▶ _Task description_
Write out the data below exactly as given, without any of its pictures.

Dataset entries on figures

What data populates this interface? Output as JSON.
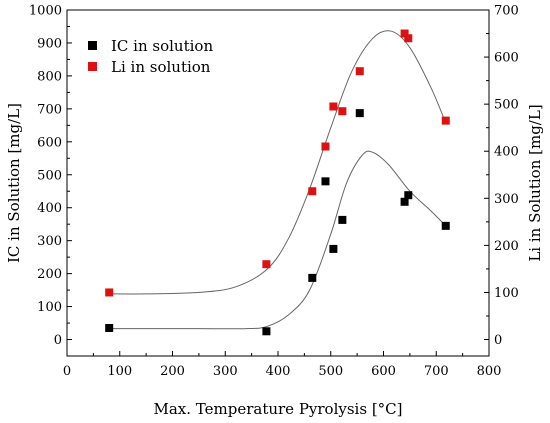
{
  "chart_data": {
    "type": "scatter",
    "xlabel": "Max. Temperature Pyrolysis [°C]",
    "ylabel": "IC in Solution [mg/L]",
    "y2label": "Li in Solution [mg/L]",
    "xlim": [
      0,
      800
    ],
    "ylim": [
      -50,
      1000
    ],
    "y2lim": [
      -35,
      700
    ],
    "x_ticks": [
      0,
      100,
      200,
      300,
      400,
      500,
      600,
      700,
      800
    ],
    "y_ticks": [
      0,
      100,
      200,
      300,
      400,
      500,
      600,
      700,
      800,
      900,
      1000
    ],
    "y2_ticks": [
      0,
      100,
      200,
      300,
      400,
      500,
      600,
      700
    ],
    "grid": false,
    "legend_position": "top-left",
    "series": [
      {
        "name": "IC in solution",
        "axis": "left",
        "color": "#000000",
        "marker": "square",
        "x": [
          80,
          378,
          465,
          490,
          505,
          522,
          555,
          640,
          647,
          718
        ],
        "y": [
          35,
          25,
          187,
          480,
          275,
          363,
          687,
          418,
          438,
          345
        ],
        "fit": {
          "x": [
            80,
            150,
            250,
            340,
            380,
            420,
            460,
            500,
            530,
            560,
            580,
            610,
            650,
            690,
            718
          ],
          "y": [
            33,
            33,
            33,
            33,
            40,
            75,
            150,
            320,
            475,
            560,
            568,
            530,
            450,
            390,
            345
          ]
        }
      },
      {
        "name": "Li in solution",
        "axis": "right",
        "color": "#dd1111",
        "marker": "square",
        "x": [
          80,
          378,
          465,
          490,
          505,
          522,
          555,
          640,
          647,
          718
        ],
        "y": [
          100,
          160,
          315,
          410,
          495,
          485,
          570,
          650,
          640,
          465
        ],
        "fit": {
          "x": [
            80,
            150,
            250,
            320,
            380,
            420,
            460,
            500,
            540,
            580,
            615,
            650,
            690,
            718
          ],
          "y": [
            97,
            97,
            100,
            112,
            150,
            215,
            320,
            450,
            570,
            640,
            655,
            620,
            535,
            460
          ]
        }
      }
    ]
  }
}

▶ _Written answer_
What data populates this interface? Output as JSON.
{
  "chart_data": {
    "type": "scatter",
    "xlabel": "Max. Temperature Pyrolysis [°C]",
    "ylabel": "IC in Solution [mg/L]",
    "y2label": "Li in Solution [mg/L]",
    "xlim": [
      0,
      800
    ],
    "ylim": [
      -50,
      1000
    ],
    "y2lim": [
      -35,
      700
    ],
    "x_ticks": [
      0,
      100,
      200,
      300,
      400,
      500,
      600,
      700,
      800
    ],
    "y_ticks": [
      0,
      100,
      200,
      300,
      400,
      500,
      600,
      700,
      800,
      900,
      1000
    ],
    "y2_ticks": [
      0,
      100,
      200,
      300,
      400,
      500,
      600,
      700
    ],
    "grid": false,
    "legend_position": "top-left",
    "series": [
      {
        "name": "IC in solution",
        "axis": "left",
        "color": "#000000",
        "marker": "square",
        "x": [
          80,
          378,
          465,
          490,
          505,
          522,
          555,
          640,
          647,
          718
        ],
        "y": [
          35,
          25,
          187,
          480,
          275,
          363,
          687,
          418,
          438,
          345
        ],
        "fit": {
          "x": [
            80,
            150,
            250,
            340,
            380,
            420,
            460,
            500,
            530,
            560,
            580,
            610,
            650,
            690,
            718
          ],
          "y": [
            33,
            33,
            33,
            33,
            40,
            75,
            150,
            320,
            475,
            560,
            568,
            530,
            450,
            390,
            345
          ]
        }
      },
      {
        "name": "Li in solution",
        "axis": "right",
        "color": "#dd1111",
        "marker": "square",
        "x": [
          80,
          378,
          465,
          490,
          505,
          522,
          555,
          640,
          647,
          718
        ],
        "y": [
          100,
          160,
          315,
          410,
          495,
          485,
          570,
          650,
          640,
          465
        ],
        "fit": {
          "x": [
            80,
            150,
            250,
            320,
            380,
            420,
            460,
            500,
            540,
            580,
            615,
            650,
            690,
            718
          ],
          "y": [
            97,
            97,
            100,
            112,
            150,
            215,
            320,
            450,
            570,
            640,
            655,
            620,
            535,
            460
          ]
        }
      }
    ]
  }
}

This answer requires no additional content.